Return all lines that include the string "Model".

Dataset listings of figures:
▼
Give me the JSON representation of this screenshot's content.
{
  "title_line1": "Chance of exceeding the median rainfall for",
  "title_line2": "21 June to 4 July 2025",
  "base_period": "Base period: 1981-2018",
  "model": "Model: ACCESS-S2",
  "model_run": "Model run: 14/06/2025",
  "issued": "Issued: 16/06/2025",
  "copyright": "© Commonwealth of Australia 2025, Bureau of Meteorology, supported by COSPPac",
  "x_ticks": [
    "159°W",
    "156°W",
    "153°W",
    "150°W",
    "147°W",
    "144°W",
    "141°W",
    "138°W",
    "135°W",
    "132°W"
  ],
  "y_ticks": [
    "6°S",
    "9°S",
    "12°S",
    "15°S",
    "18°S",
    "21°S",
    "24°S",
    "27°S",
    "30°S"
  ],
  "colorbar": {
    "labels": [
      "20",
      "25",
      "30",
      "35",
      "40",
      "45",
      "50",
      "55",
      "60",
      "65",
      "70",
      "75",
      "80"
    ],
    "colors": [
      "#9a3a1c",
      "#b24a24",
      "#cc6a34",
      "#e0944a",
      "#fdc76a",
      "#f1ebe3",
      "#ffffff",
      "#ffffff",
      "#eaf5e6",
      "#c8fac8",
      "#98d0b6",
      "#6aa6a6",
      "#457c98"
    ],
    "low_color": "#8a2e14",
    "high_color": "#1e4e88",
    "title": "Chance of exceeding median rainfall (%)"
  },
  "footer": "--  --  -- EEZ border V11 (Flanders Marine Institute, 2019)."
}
▲
**Task answer**
  "model": "Model: ACCESS-S2",
  "model_run": "Model run: 14/06/2025",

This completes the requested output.